▸ **Aim**: Copy out all lines carrying the word "elevated".

▸ **Rows**:
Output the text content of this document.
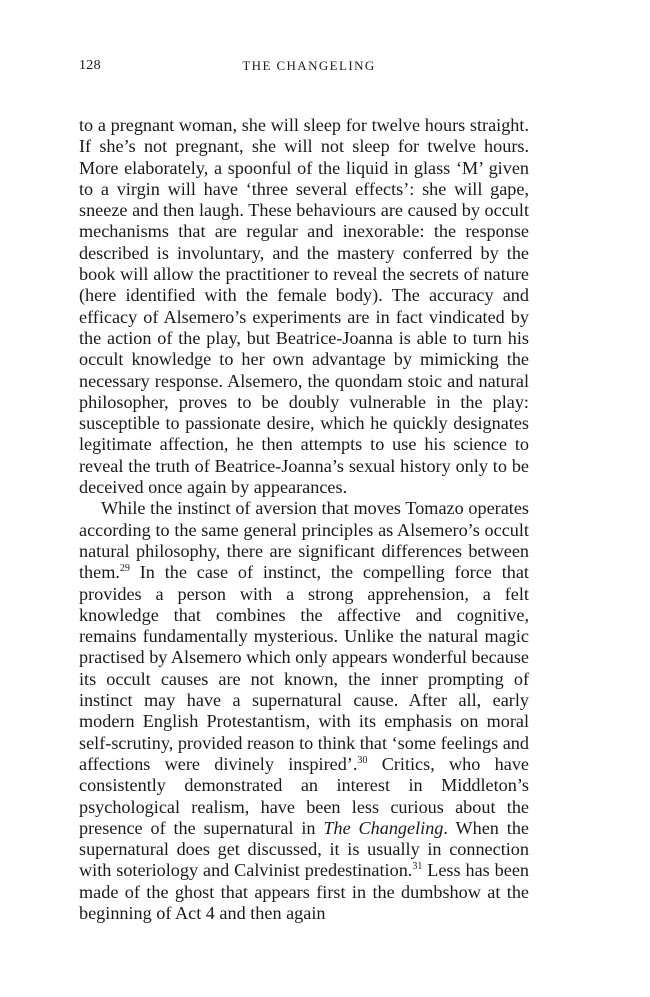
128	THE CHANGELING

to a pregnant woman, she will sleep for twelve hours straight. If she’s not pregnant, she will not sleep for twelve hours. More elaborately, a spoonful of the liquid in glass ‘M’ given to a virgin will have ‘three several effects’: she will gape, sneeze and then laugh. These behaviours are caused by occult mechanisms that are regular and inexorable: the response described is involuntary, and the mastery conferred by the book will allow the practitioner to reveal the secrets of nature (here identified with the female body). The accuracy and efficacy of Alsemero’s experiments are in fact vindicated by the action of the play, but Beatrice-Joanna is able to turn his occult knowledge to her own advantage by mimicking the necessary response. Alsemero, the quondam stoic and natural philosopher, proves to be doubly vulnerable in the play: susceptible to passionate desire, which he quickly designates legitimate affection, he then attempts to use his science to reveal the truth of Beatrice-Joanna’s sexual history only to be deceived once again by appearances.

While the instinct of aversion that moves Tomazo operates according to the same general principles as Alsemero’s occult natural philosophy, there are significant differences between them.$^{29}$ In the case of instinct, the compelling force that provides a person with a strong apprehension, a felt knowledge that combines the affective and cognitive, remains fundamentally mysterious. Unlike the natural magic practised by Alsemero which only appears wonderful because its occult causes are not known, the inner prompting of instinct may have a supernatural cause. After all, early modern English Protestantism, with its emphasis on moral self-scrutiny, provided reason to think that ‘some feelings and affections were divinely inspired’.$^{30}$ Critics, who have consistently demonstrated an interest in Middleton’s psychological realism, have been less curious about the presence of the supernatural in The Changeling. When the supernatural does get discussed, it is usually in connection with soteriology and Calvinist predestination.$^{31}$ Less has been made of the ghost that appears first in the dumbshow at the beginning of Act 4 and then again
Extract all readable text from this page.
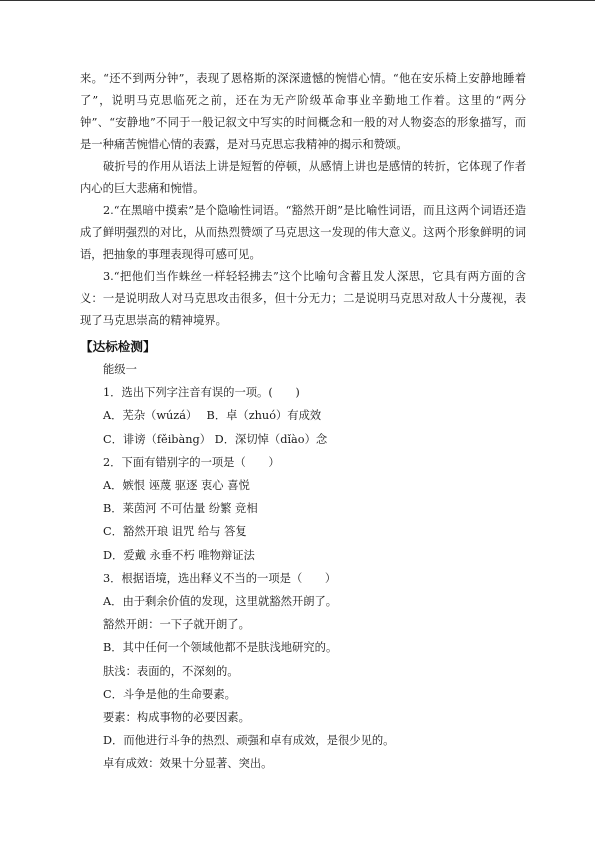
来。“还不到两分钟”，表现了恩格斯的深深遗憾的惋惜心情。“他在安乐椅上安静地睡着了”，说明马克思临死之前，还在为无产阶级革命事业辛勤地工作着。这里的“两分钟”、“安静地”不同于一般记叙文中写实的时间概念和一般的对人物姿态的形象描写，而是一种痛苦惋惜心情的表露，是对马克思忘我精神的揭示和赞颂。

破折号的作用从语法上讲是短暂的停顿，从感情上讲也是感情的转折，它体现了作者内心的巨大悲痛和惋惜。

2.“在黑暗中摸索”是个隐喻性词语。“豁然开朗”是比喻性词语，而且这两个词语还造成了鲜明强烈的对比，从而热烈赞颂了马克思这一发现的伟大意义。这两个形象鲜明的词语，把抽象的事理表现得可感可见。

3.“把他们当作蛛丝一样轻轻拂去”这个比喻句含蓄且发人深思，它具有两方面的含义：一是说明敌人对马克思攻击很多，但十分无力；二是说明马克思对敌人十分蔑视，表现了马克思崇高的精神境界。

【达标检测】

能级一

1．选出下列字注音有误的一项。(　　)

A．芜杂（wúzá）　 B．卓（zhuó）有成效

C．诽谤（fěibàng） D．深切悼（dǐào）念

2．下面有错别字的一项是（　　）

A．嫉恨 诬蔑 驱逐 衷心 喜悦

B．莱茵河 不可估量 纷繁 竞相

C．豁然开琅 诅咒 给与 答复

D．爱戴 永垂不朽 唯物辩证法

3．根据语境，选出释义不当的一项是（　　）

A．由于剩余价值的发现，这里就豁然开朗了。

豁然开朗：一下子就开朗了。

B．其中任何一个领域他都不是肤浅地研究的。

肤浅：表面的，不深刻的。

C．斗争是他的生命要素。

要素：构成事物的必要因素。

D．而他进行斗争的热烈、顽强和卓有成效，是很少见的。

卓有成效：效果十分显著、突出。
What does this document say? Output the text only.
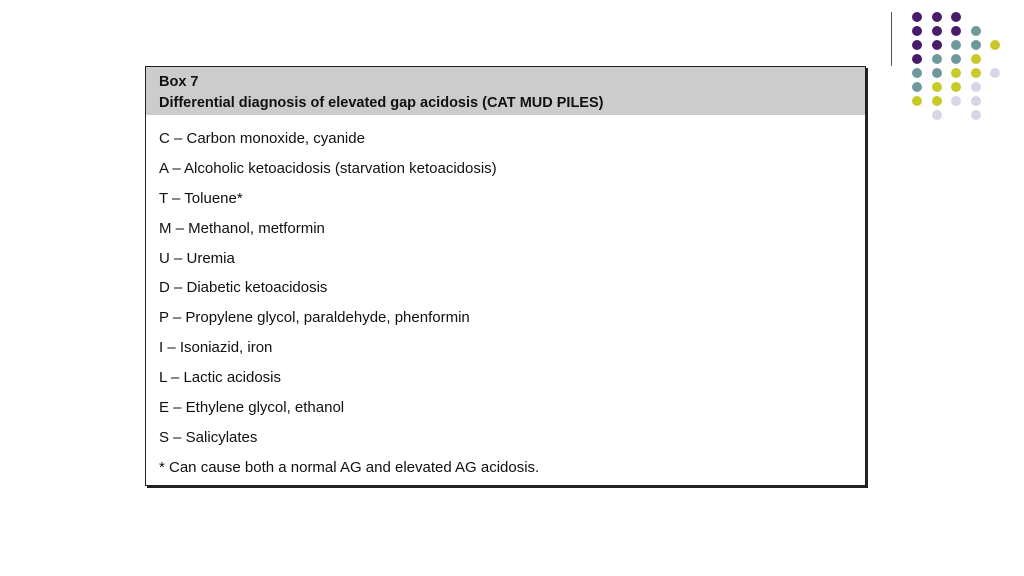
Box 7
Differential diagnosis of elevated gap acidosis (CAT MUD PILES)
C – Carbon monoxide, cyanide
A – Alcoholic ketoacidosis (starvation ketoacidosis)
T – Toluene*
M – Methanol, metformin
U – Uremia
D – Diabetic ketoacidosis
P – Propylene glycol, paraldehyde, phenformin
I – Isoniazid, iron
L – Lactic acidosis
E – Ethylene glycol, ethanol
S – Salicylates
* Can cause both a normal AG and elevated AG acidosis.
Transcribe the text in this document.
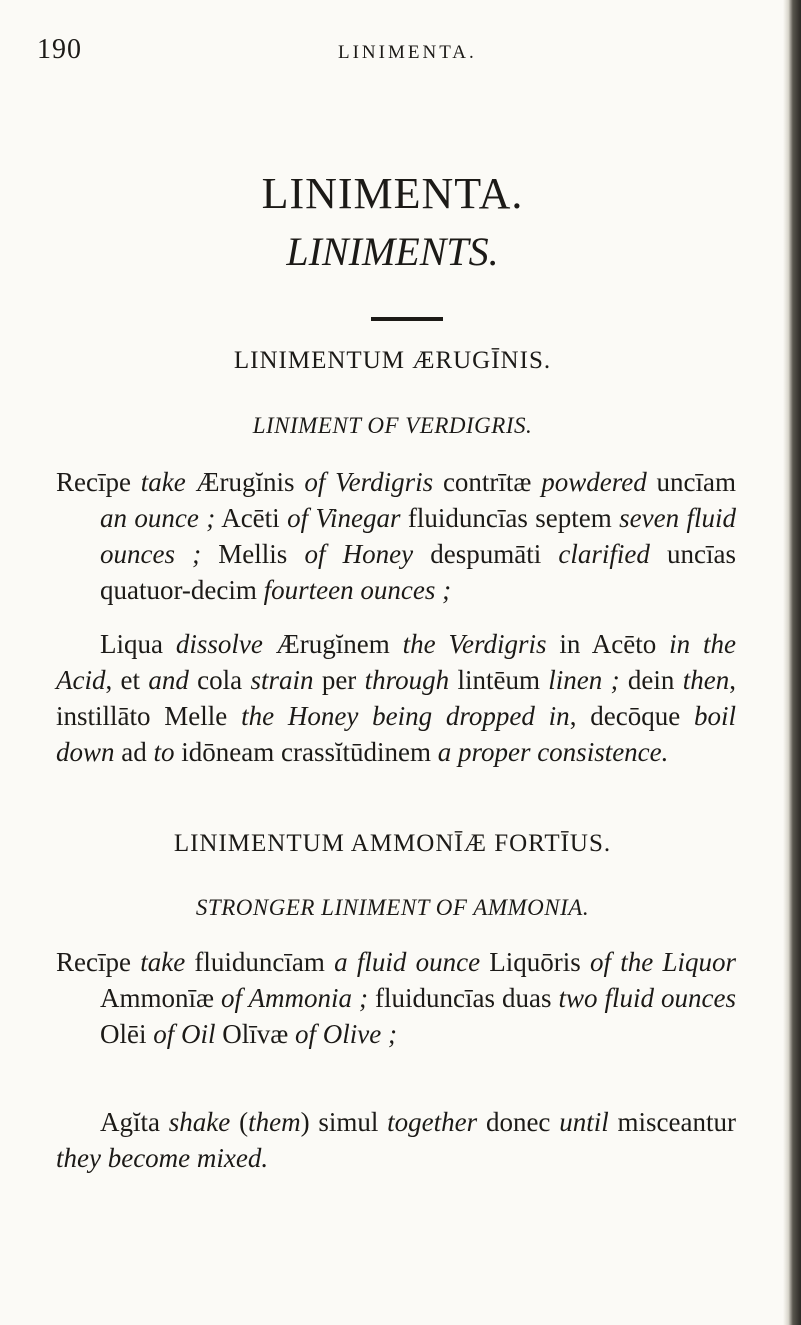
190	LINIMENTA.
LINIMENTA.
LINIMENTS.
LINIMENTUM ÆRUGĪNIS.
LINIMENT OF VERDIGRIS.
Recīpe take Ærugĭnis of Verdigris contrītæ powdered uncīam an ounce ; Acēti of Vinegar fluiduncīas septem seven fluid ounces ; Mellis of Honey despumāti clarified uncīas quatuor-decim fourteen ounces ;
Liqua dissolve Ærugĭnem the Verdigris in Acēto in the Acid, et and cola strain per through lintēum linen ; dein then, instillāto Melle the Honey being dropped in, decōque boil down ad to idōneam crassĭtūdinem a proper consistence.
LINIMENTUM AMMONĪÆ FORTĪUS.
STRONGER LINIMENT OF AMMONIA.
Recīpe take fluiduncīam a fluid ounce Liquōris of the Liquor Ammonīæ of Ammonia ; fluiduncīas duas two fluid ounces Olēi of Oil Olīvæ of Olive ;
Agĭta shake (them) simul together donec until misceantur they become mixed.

▸ **Response to the task**:
Differential diagnosis of elevated gap acidosis (CAT MUD PILES)
* Can cause both a normal AG and elevated AG acidosis.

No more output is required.